▶ _JOBS_
1) Retype the stretch from "Yes, I agree" through "win the lottery!" in the forum thread on riding arenas.
2) In the forum thread on riding arenas, about how large a riding ring would the blue rectangle on the satellite image give?

▶ _EXCERPT PROVIDED_
Yes, I agree that this makes the most sense, but it is also expensive. However, this land is useless right now so it would be nice to use it for something. Oh, to win the lottery!


----------



## Acadianartist (Apr 21, 2015)

Here is a satellite image of our property. The blue rectangle, which would give us a riding ring of about 100 x 200 ft, is the location I'd use. But it would require not only cutting the trees down, removing the stumps, and bringing in a fair amount of fill, it would also mean having to build road access so heavy machinery would get in there. So probably another driveway and culvert. Probably more than I can afford, sadly.


----------



## jaydee (May 10, 2012)

My DH and my son plus a farmer friend who owns the right machines did all of the work on ours. We paid him for his time but that didn't work at anything like as much as if we'd paid a company that build riding arenas.
That involved removing large boulders and trees and taking them off site as we don't have enough land to 'lose' them on
We then hired a small machine to put gravel down, level the ground, lay a membrane and then had a load of sand delivered and spread that out. We put post and rail fence around ourselves
We've probably spent around $15K to get two surfaced riding areas - the one's smaller than the other but still big enough to work in.
I'd really like to put one of those fabric type structures over it so we can use it in wet and snowy weather but not sure how much longer we'll be here


----------



## george the mule (Dec 7, 2014)

Hi AA!

Coarse sand is what I see used most in outdoor arenas around here, and if done properly, they drain nicely, and don't seem to get too many weeds. People use them all year around as long as they're not under snow, but probably where you are, the "under snow" thing is an all winter long reality. I have also seen a chopped rubber product in an indoor arena at a really zoot equestrian facility, but can't comment on it's long-term effectiveness. It seemed pretty nice; cushy and low dust.

Just FWIW, there is a US company called "Clearspan" that makes "fabric" buildings, with one of their products being a riding arena. I've been in one; they are quite nice, and much brighter inside than a regular indoor arena. They are fairly expensive, but far less than conventional construction, and you may not be required to pull a building permit to instal one.

Horse Barns and Riding Arenas | ClearSpan if you want something for your Christmas letter to Santa Claus ;-)


----------



## Acadianartist (Apr 21, 2015)

george the mule said:


> Hi AA!
> 
> Coarse sand is what I see used most in outdoor arenas around here, and if done properly, they drain nicely, and don't seem to get too many weeds. People use them all year around as long as they're not under snow, but probably where you are, the "under snow" thing is an all winter long reality. I have also seen a chopped rubber product in an indoor arena at a really zoot equestrian facility, but can't comment on it's long-term effectiveness. It seemed pretty nice; cushy and low dust.
> 
> ...


Hahaha... funny guy. Yes, lots of people use those types of structures here. Not in my budget anytime soon and I don't have a Santa that will provide it for me either! 

I wish! But no way I could justify that. Guess I should start buying lottery tickets.

And yes, I've seen that rubber product. Someone sells it locally. But I wonder how good it would be for horses to be on it all the time since my riding ring is also my winter paddock. Does it smell? Wouldn't there be chemicals in it? It's one thing to use it for riding, a whole other for horses to live on it 24/7, even if it's only for part of the year.


----------

▶ _Dataset items_
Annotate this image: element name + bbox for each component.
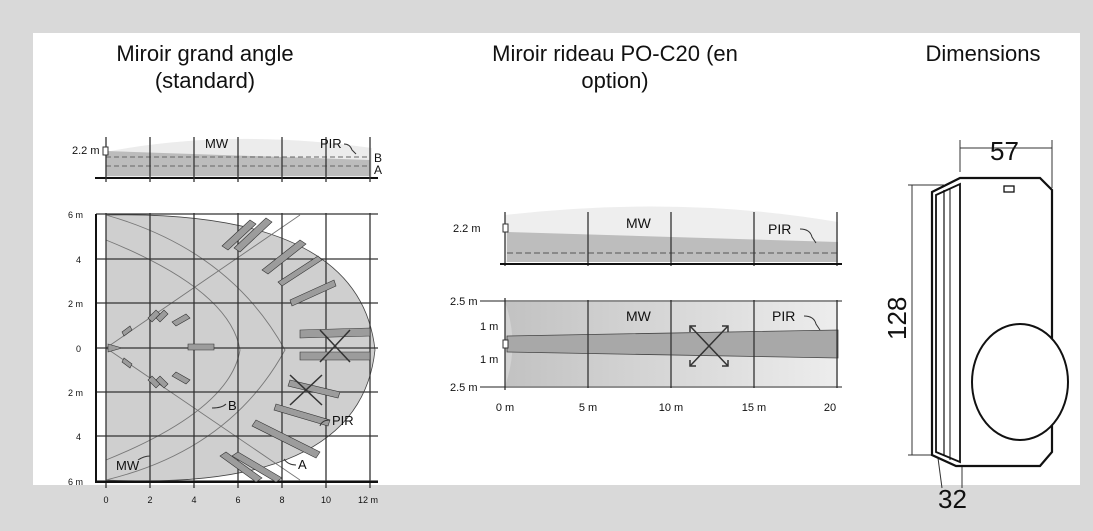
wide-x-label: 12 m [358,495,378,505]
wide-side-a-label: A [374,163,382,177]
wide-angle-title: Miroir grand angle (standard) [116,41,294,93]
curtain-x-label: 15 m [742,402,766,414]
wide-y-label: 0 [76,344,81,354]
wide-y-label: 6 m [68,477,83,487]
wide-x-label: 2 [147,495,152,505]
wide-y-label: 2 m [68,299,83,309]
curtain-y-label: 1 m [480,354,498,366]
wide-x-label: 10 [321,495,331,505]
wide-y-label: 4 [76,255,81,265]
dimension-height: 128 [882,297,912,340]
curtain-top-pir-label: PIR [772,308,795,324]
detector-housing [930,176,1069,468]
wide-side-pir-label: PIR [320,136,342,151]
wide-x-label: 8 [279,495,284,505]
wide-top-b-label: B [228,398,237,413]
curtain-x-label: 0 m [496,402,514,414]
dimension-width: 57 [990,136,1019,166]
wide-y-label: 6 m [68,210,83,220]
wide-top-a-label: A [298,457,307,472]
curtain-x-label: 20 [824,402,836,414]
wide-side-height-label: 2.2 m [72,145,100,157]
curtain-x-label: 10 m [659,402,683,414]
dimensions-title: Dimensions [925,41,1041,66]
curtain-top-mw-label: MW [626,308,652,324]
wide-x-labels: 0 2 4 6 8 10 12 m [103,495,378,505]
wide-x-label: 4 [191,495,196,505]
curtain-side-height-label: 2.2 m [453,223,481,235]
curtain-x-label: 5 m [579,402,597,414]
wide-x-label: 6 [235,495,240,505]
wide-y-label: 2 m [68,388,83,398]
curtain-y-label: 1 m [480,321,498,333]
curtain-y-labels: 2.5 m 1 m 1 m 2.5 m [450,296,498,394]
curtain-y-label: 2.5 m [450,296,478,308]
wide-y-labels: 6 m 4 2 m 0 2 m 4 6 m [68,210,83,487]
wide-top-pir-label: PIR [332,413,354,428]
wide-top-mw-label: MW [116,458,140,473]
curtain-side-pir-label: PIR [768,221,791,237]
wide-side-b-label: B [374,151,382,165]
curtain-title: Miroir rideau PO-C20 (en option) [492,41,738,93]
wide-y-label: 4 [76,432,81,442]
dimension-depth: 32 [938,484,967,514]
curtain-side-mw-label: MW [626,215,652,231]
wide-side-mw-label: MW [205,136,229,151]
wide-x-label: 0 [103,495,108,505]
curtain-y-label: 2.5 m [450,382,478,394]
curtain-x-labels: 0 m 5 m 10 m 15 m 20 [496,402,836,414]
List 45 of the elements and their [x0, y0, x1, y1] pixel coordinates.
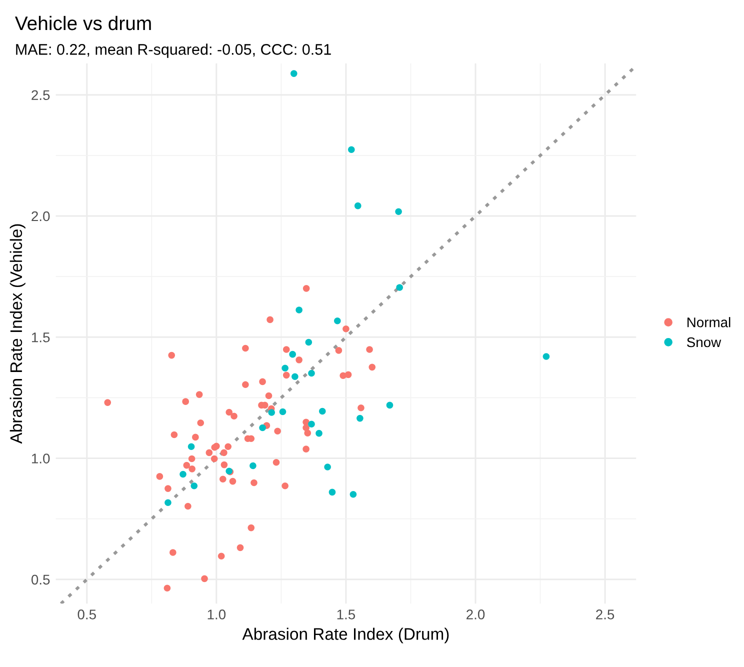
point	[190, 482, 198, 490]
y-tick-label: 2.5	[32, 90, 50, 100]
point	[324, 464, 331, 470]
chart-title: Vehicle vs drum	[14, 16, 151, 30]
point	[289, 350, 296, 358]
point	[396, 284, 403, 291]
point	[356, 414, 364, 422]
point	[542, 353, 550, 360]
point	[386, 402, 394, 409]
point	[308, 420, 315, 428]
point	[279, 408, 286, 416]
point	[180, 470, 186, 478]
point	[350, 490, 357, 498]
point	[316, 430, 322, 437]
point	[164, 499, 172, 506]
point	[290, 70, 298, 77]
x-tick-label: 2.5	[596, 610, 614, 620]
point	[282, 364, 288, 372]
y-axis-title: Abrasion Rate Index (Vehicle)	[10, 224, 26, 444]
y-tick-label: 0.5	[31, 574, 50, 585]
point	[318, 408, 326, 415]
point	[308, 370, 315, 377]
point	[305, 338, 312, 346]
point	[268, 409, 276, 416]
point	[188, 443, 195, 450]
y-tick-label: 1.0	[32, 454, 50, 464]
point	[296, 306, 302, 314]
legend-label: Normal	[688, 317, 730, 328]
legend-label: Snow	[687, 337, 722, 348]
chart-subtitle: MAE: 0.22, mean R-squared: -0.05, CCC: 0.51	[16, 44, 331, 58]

▶ _ANSWERS TO THE EXERCISE_
1)
Yes, I agree that this makes the most sense, but it is also expensive. However, this land is useless right now so it would be nice to use it for something. Oh, to win the lottery!

2) About 100 x 200 ft.